# SOURCE RECORDS start

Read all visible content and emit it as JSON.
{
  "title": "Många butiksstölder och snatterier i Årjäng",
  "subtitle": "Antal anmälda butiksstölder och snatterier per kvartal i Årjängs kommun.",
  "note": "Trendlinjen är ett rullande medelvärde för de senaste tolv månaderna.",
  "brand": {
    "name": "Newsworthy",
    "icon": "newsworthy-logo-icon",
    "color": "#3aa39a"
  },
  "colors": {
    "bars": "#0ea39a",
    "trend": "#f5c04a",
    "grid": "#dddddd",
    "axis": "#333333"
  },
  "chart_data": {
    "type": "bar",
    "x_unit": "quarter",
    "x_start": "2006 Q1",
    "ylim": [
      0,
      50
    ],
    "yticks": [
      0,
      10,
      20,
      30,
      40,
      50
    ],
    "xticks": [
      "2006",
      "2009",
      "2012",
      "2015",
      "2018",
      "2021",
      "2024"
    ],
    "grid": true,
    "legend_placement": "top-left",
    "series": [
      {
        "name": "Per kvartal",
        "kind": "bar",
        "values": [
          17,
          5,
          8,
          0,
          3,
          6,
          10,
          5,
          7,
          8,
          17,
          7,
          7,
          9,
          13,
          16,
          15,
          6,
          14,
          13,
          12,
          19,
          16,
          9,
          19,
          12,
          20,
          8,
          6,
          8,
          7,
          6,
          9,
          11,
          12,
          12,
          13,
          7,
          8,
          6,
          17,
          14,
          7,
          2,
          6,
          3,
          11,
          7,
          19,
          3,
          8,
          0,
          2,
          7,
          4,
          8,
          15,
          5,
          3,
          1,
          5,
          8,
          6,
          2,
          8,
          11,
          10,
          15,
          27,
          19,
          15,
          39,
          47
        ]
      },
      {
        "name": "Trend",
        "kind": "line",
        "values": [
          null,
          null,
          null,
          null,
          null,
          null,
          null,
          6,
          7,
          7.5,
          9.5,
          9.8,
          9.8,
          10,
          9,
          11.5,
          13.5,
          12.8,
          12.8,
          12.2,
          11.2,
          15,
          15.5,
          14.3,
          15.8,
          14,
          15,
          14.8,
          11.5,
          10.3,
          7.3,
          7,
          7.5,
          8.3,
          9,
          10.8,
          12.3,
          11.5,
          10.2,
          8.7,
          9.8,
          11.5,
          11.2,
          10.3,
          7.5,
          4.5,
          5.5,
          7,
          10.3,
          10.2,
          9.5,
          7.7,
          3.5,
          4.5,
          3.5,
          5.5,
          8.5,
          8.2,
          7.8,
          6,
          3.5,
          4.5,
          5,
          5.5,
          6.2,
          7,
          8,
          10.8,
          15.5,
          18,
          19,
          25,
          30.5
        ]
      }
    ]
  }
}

# SOURCE RECORDS end

PROBLEM DESCRIPTION >> Write out every line from the records above, word for word.

ANSWER TO THE TASK >>
Read all visible content and emit it as JSON.
{
  "title": "Många butiksstölder och snatterier i Årjäng",
  "subtitle": "Antal anmälda butiksstölder och snatterier per kvartal i Årjängs kommun.",
  "note": "Trendlinjen är ett rullande medelvärde för de senaste tolv månaderna.",
  "brand": {
    "name": "Newsworthy",
    "icon": "newsworthy-logo-icon",
    "color": "#3aa39a"
  },
  "colors": {
    "bars": "#0ea39a",
    "trend": "#f5c04a",
    "grid": "#dddddd",
    "axis": "#333333"
  },
  "chart_data": {
    "type": "bar",
    "x_unit": "quarter",
    "x_start": "2006 Q1",
    "ylim": [
      0,
      50
    ],
    "yticks": [
      0,
      10,
      20,
      30,
      40,
      50
    ],
    "xticks": [
      "2006",
      "2009",
      "2012",
      "2015",
      "2018",
      "2021",
      "2024"
    ],
    "grid": true,
    "legend_placement": "top-left",
    "series": [
      {
        "name": "Per kvartal",
        "kind": "bar",
        "values": [
          17,
          5,
          8,
          0,
          3,
          6,
          10,
          5,
          7,
          8,
          17,
          7,
          7,
          9,
          13,
          16,
          15,
          6,
          14,
          13,
          12,
          19,
          16,
          9,
          19,
          12,
          20,
          8,
          6,
          8,
          7,
          6,
          9,
          11,
          12,
          12,
          13,
          7,
          8,
          6,
          17,
          14,
          7,
          2,
          6,
          3,
          11,
          7,
          19,
          3,
          8,
          0,
          2,
          7,
          4,
          8,
          15,
          5,
          3,
          1,
          5,
          8,
          6,
          2,
          8,
          11,
          10,
          15,
          27,
          19,
          15,
          39,
          47
        ]
      },
      {
        "name": "Trend",
        "kind": "line",
        "values": [
          null,
          null,
          null,
          null,
          null,
          null,
          null,
          6,
          7,
          7.5,
          9.5,
          9.8,
          9.8,
          10,
          9,
          11.5,
          13.5,
          12.8,
          12.8,
          12.2,
          11.2,
          15,
          15.5,
          14.3,
          15.8,
          14,
          15,
          14.8,
          11.5,
          10.3,
          7.3,
          7,
          7.5,
          8.3,
          9,
          10.8,
          12.3,
          11.5,
          10.2,
          8.7,
          9.8,
          11.5,
          11.2,
          10.3,
          7.5,
          4.5,
          5.5,
          7,
          10.3,
          10.2,
          9.5,
          7.7,
          3.5,
          4.5,
          3.5,
          5.5,
          8.5,
          8.2,
          7.8,
          6,
          3.5,
          4.5,
          5,
          5.5,
          6.2,
          7,
          8,
          10.8,
          15.5,
          18,
          19,
          25,
          30.5
        ]
      }
    ]
  }
}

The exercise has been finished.